**Aim of the exercise**
In the data, extract each line that holds the string "icon".

**Records contained in a dataset**
- - - -

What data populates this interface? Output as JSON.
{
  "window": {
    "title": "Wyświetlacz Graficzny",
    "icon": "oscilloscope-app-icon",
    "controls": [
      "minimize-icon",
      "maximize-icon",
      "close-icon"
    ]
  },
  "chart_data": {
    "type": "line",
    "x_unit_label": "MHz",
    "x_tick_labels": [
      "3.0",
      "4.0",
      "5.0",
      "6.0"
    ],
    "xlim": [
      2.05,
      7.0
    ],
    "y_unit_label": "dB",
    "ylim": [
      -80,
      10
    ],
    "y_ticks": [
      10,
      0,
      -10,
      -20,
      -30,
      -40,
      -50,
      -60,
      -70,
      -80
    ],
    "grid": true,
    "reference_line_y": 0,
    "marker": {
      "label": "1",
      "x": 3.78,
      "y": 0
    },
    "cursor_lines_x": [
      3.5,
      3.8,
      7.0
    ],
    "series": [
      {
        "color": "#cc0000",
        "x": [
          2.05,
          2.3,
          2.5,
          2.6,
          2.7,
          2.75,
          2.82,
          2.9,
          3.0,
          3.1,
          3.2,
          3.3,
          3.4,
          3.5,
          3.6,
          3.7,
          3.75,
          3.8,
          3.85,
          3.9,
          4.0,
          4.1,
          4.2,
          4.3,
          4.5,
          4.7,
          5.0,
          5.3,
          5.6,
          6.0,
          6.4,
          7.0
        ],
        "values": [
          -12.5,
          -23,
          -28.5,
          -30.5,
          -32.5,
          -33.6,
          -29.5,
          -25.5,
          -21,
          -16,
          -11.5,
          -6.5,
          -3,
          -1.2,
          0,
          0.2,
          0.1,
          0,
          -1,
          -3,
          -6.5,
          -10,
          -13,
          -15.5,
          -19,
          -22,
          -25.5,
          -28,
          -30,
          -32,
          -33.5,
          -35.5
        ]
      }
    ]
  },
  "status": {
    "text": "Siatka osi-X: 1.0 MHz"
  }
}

- - - -

**Answer to the task**
    "icon": "oscilloscope-app-icon",
      "minimize-icon",
      "maximize-icon",
      "close-icon"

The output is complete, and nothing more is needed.